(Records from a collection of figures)
····················

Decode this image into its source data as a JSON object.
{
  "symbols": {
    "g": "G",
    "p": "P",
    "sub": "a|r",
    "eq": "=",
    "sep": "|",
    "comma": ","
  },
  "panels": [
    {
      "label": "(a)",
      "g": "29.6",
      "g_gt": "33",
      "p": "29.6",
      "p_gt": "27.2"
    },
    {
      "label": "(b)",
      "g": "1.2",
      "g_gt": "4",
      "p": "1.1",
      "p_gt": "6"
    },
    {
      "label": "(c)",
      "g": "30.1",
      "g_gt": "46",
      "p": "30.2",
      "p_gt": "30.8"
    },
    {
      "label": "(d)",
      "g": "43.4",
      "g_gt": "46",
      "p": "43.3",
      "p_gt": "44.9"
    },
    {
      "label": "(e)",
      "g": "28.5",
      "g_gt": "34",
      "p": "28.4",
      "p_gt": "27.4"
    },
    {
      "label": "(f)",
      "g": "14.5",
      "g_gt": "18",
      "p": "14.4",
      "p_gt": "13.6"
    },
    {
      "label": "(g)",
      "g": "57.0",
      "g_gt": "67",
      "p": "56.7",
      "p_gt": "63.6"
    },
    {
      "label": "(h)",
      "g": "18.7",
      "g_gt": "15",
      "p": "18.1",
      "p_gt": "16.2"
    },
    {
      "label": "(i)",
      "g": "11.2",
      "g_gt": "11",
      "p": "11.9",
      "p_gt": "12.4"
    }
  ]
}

····················

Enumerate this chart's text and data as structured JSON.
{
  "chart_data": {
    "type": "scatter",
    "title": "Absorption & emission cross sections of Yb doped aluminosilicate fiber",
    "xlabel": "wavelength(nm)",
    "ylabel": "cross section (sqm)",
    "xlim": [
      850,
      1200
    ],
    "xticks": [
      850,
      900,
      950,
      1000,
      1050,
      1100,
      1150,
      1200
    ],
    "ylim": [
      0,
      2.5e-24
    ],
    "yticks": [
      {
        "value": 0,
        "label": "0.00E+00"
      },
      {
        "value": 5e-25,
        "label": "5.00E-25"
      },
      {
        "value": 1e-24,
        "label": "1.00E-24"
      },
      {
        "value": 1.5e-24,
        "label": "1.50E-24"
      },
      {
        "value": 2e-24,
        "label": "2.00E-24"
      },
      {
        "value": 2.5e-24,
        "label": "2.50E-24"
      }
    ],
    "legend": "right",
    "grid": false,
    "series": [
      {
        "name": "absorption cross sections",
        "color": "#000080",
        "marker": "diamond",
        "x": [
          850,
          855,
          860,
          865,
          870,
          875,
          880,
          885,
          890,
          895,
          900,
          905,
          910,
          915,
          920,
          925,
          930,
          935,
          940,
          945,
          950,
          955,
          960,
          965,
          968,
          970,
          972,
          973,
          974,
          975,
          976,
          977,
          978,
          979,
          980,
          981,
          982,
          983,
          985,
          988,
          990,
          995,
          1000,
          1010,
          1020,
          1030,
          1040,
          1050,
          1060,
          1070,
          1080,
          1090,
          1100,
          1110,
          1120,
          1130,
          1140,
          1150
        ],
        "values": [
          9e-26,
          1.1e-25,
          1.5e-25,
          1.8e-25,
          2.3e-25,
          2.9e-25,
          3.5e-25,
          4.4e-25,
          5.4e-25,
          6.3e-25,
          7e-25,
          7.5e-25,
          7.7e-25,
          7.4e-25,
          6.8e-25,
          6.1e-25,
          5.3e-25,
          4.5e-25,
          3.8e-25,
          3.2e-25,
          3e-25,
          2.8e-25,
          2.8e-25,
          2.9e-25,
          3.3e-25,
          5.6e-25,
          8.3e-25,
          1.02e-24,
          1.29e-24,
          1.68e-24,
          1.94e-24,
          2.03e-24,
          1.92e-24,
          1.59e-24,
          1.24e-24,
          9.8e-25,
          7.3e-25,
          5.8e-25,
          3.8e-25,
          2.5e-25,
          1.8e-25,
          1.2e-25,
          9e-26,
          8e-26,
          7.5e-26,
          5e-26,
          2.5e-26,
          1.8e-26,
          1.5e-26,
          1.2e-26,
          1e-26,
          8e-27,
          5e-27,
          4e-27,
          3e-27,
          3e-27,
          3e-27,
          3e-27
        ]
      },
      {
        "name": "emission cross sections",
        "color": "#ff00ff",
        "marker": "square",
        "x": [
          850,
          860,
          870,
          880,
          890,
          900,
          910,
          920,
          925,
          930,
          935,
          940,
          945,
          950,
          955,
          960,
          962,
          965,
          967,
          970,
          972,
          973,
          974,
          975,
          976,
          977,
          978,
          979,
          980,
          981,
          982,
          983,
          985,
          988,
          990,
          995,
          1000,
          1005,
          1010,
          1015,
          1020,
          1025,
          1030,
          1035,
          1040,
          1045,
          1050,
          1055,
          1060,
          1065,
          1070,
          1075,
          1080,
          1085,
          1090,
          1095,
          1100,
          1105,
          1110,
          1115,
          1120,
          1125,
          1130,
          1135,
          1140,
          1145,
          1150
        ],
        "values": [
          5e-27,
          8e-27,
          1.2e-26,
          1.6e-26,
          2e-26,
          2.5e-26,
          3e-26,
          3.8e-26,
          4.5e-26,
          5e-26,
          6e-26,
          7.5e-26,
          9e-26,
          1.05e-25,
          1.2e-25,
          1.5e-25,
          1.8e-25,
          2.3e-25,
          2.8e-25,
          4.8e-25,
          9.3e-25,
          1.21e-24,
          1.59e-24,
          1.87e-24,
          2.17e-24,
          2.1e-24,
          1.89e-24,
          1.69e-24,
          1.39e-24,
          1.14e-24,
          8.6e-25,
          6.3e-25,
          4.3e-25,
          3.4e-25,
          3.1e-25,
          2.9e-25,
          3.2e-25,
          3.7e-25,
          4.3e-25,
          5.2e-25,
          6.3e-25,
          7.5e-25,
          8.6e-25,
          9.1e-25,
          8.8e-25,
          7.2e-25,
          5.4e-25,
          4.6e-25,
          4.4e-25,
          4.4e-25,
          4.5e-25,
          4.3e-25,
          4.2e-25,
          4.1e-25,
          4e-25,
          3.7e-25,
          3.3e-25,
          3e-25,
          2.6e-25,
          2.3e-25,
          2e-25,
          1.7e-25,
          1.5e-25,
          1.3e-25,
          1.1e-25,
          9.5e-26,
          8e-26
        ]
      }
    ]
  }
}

····················

**The exercise:**
Go through the data above and find the lines with the word "sections". Copy each of those lines.

**The completed task:**
    "title": "Absorption & emission cross sections of Yb doped aluminosilicate fiber",
        "name": "absorption cross sections",
        "name": "emission cross sections",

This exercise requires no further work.